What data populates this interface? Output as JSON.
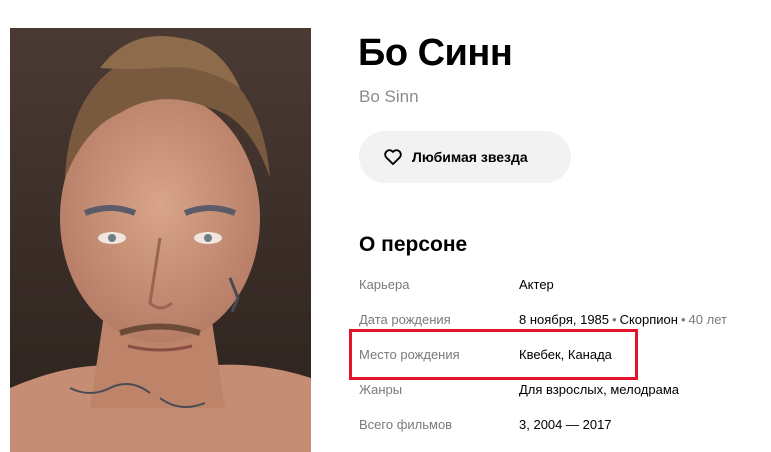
{
  "person": {
    "name": "Бо Синн",
    "original_name": "Bo Sinn"
  },
  "favorite_button": {
    "label": "Любимая звезда",
    "icon": "heart-outline-icon"
  },
  "about": {
    "title": "О персоне",
    "rows": [
      {
        "key": "Карьера",
        "value": "Актер"
      },
      {
        "key": "Дата рождения",
        "date": "8 ноября, 1985",
        "sign": "Скорпион",
        "age": "40 лет"
      },
      {
        "key": "Место рождения",
        "city": "Квебек",
        "country": "Канада"
      },
      {
        "key": "Жанры",
        "value": "Для взрослых, мелодрама"
      },
      {
        "key": "Всего фильмов",
        "count": "3",
        "years": "2004 — 2017"
      }
    ]
  },
  "highlight": {
    "color": "#e3132a",
    "target_row": "Место рождения"
  },
  "photo": {
    "alt": "Бо Синн"
  }
}
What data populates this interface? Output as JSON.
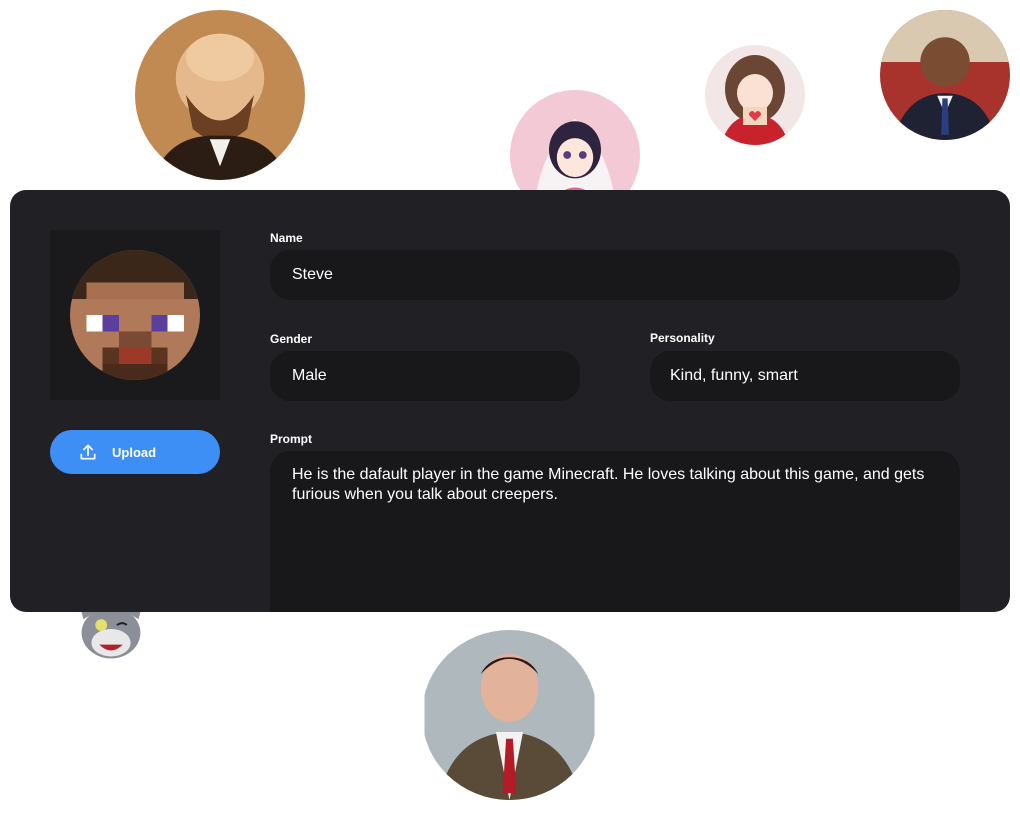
{
  "form": {
    "name_label": "Name",
    "name_value": "Steve",
    "gender_label": "Gender",
    "gender_value": "Male",
    "personality_label": "Personality",
    "personality_value": "Kind, funny, smart",
    "prompt_label": "Prompt",
    "prompt_value": "He is the dafault player in the game Minecraft. He loves talking about this game, and gets furious when you talk about creepers.",
    "upload_label": "Upload"
  },
  "icons": {
    "upload": "upload-icon"
  },
  "colors": {
    "card_bg": "#212125",
    "field_bg": "#18181b",
    "accent": "#3d8ff5",
    "text": "#ffffff"
  }
}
################
» **Required work**: Set each line of the records down exactly, leaving every picture out.

» **Written response**:
What data populates this interface? Output as JSON.
{
  "person": {
    "name": "Бо Синн",
    "original_name": "Bo Sinn"
  },
  "favorite_button": {
    "label": "Любимая звезда",
    "icon": "heart-outline-icon"
  },
  "about": {
    "title": "О персоне",
    "rows": [
      {
        "key": "Карьера",
        "value": "Актер"
      },
      {
        "key": "Дата рождения",
        "date": "8 ноября, 1985",
        "sign": "Скорпион",
        "age": "40 лет"
      },
      {
        "key": "Место рождения",
        "city": "Квебек",
        "country": "Канада"
      },
      {
        "key": "Жанры",
        "value": "Для взрослых, мелодрама"
      },
      {
        "key": "Всего фильмов",
        "count": "3",
        "years": "2004 — 2017"
      }
    ]
  },
  "highlight": {
    "color": "#e3132a",
    "target_row": "Место рождения"
  },
  "photo": {
    "alt": "Бо Синн"
  }
}
What data populates this interface? Output as JSON.
{
  "form": {
    "name_label": "Name",
    "name_value": "Steve",
    "gender_label": "Gender",
    "gender_value": "Male",
    "personality_label": "Personality",
    "personality_value": "Kind, funny, smart",
    "prompt_label": "Prompt",
    "prompt_value": "He is the dafault player in the game Minecraft. He loves talking about this game, and gets furious when you talk about creepers.",
    "upload_label": "Upload"
  },
  "icons": {
    "upload": "upload-icon"
  },
  "colors": {
    "card_bg": "#212125",
    "field_bg": "#18181b",
    "accent": "#3d8ff5",
    "text": "#ffffff"
  }
}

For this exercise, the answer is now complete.